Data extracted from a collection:

——————

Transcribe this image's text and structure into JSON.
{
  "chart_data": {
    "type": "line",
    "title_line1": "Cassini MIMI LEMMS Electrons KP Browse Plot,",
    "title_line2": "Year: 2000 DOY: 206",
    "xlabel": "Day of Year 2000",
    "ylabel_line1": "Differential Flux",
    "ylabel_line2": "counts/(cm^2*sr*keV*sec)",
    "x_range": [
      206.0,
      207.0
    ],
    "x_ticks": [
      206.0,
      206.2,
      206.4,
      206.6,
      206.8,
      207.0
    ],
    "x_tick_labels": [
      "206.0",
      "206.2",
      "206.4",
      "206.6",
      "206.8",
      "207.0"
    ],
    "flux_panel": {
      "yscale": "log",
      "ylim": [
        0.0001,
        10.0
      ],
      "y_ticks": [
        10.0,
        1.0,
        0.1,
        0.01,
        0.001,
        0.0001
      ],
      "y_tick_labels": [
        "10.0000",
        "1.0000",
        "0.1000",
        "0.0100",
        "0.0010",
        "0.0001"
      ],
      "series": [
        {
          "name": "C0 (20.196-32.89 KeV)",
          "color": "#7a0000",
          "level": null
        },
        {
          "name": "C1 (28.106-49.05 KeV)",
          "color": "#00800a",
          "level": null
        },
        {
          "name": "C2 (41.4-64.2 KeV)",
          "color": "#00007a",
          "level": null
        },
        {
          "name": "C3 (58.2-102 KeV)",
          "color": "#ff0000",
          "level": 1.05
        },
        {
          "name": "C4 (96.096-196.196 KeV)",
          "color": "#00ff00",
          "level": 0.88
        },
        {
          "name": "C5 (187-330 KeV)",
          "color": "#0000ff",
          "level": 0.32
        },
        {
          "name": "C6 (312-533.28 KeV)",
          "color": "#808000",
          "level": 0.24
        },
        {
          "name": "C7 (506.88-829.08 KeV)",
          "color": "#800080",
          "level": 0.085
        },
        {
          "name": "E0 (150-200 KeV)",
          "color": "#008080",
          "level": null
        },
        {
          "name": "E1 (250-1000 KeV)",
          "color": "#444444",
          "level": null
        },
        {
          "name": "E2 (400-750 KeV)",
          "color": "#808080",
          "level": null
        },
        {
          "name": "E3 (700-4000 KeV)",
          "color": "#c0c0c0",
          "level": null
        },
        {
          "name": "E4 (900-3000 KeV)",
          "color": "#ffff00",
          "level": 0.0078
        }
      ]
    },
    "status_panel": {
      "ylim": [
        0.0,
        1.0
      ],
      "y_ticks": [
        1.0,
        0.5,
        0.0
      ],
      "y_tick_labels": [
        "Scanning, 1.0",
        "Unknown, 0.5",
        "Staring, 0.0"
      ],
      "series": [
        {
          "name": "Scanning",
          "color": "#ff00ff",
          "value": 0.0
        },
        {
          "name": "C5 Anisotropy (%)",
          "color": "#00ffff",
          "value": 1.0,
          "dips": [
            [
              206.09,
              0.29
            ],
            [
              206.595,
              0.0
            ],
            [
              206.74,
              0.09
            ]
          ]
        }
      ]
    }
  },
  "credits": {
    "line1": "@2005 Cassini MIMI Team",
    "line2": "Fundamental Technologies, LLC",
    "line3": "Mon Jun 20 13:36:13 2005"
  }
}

——————

__GOAL__.
Every record above must be duplicated exactly.

__RESPONSE TO THE EXERCISE__.
Transcribe this image's text and structure into JSON.
{
  "chart_data": {
    "type": "line",
    "title_line1": "Cassini MIMI LEMMS Electrons KP Browse Plot,",
    "title_line2": "Year: 2000 DOY: 206",
    "xlabel": "Day of Year 2000",
    "ylabel_line1": "Differential Flux",
    "ylabel_line2": "counts/(cm^2*sr*keV*sec)",
    "x_range": [
      206.0,
      207.0
    ],
    "x_ticks": [
      206.0,
      206.2,
      206.4,
      206.6,
      206.8,
      207.0
    ],
    "x_tick_labels": [
      "206.0",
      "206.2",
      "206.4",
      "206.6",
      "206.8",
      "207.0"
    ],
    "flux_panel": {
      "yscale": "log",
      "ylim": [
        0.0001,
        10.0
      ],
      "y_ticks": [
        10.0,
        1.0,
        0.1,
        0.01,
        0.001,
        0.0001
      ],
      "y_tick_labels": [
        "10.0000",
        "1.0000",
        "0.1000",
        "0.0100",
        "0.0010",
        "0.0001"
      ],
      "series": [
        {
          "name": "C0 (20.196-32.89 KeV)",
          "color": "#7a0000",
          "level": null
        },
        {
          "name": "C1 (28.106-49.05 KeV)",
          "color": "#00800a",
          "level": null
        },
        {
          "name": "C2 (41.4-64.2 KeV)",
          "color": "#00007a",
          "level": null
        },
        {
          "name": "C3 (58.2-102 KeV)",
          "color": "#ff0000",
          "level": 1.05
        },
        {
          "name": "C4 (96.096-196.196 KeV)",
          "color": "#00ff00",
          "level": 0.88
        },
        {
          "name": "C5 (187-330 KeV)",
          "color": "#0000ff",
          "level": 0.32
        },
        {
          "name": "C6 (312-533.28 KeV)",
          "color": "#808000",
          "level": 0.24
        },
        {
          "name": "C7 (506.88-829.08 KeV)",
          "color": "#800080",
          "level": 0.085
        },
        {
          "name": "E0 (150-200 KeV)",
          "color": "#008080",
          "level": null
        },
        {
          "name": "E1 (250-1000 KeV)",
          "color": "#444444",
          "level": null
        },
        {
          "name": "E2 (400-750 KeV)",
          "color": "#808080",
          "level": null
        },
        {
          "name": "E3 (700-4000 KeV)",
          "color": "#c0c0c0",
          "level": null
        },
        {
          "name": "E4 (900-3000 KeV)",
          "color": "#ffff00",
          "level": 0.0078
        }
      ]
    },
    "status_panel": {
      "ylim": [
        0.0,
        1.0
      ],
      "y_ticks": [
        1.0,
        0.5,
        0.0
      ],
      "y_tick_labels": [
        "Scanning, 1.0",
        "Unknown, 0.5",
        "Staring, 0.0"
      ],
      "series": [
        {
          "name": "Scanning",
          "color": "#ff00ff",
          "value": 0.0
        },
        {
          "name": "C5 Anisotropy (%)",
          "color": "#00ffff",
          "value": 1.0,
          "dips": [
            [
              206.09,
              0.29
            ],
            [
              206.595,
              0.0
            ],
            [
              206.74,
              0.09
            ]
          ]
        }
      ]
    }
  },
  "credits": {
    "line1": "@2005 Cassini MIMI Team",
    "line2": "Fundamental Technologies, LLC",
    "line3": "Mon Jun 20 13:36:13 2005"
  }
}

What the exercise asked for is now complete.